| WORK TO COMPLETE |
Starting with the line containing "Patent image size: (523, 1039)." and continuing through the line containing "The inner diameter button 33 is", reproduce those listing lines with "conventional" replaced by "traditional" and nothing else altered.

>> Begin

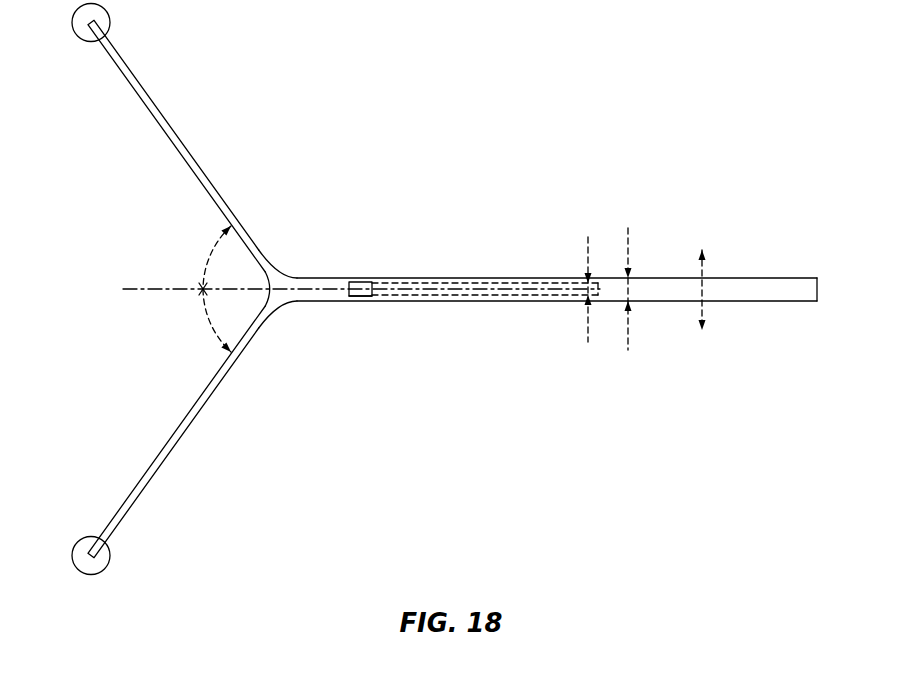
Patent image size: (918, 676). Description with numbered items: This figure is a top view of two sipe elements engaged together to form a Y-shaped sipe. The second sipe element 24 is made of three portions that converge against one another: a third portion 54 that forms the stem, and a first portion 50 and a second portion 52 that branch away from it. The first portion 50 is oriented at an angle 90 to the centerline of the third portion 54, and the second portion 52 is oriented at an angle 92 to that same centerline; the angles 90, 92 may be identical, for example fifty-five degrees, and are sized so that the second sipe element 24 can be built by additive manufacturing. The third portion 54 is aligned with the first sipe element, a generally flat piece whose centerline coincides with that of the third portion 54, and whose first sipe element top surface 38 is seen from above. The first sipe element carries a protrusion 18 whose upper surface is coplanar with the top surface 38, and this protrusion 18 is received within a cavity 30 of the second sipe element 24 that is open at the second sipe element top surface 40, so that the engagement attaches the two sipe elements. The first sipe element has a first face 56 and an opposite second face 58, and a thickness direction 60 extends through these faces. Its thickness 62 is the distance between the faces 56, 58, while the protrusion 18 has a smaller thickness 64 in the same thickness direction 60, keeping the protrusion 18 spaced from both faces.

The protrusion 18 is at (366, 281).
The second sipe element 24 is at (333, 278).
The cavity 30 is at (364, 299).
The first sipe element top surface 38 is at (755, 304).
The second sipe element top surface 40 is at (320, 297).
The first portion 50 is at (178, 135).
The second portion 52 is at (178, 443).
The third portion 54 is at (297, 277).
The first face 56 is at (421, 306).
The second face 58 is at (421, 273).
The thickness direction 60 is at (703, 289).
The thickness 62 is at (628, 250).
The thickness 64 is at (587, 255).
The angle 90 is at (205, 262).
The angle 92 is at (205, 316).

>> End
>> Begin

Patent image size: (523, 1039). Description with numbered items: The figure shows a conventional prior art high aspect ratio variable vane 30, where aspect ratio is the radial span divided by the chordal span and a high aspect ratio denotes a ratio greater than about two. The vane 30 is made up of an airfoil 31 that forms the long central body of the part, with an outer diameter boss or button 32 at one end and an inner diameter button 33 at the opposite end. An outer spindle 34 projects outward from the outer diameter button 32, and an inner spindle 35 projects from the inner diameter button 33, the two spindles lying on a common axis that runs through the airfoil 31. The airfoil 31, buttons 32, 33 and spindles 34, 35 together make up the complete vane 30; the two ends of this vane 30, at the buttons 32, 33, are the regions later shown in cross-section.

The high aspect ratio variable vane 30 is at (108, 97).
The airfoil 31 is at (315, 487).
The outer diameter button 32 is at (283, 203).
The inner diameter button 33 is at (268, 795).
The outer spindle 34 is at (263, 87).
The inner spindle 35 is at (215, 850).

>> End

| RIGHT ANSWER |
Patent image size: (523, 1039). Description with numbered items: The figure shows a traditional prior art high aspect ratio variable vane 30, where aspect ratio is the radial span divided by the chordal span and a high aspect ratio denotes a ratio greater than about two. The vane 30 is made up of an airfoil 31 that forms the long central body of the part, with an outer diameter boss or button 32 at one end and an inner diameter button 33 at the opposite end. An outer spindle 34 projects outward from the outer diameter button 32, and an inner spindle 35 projects from the inner diameter button 33, the two spindles lying on a common axis that runs through the airfoil 31. The airfoil 31, buttons 32, 33 and spindles 34, 35 together make up the complete vane 30; the two ends of this vane 30, at the buttons 32, 33, are the regions later shown in cross-section.

The high aspect ratio variable vane 30 is at (108, 97).
The airfoil 31 is at (315, 487).
The outer diameter button 32 is at (283, 203).
The inner diameter button 33 is at (268, 795).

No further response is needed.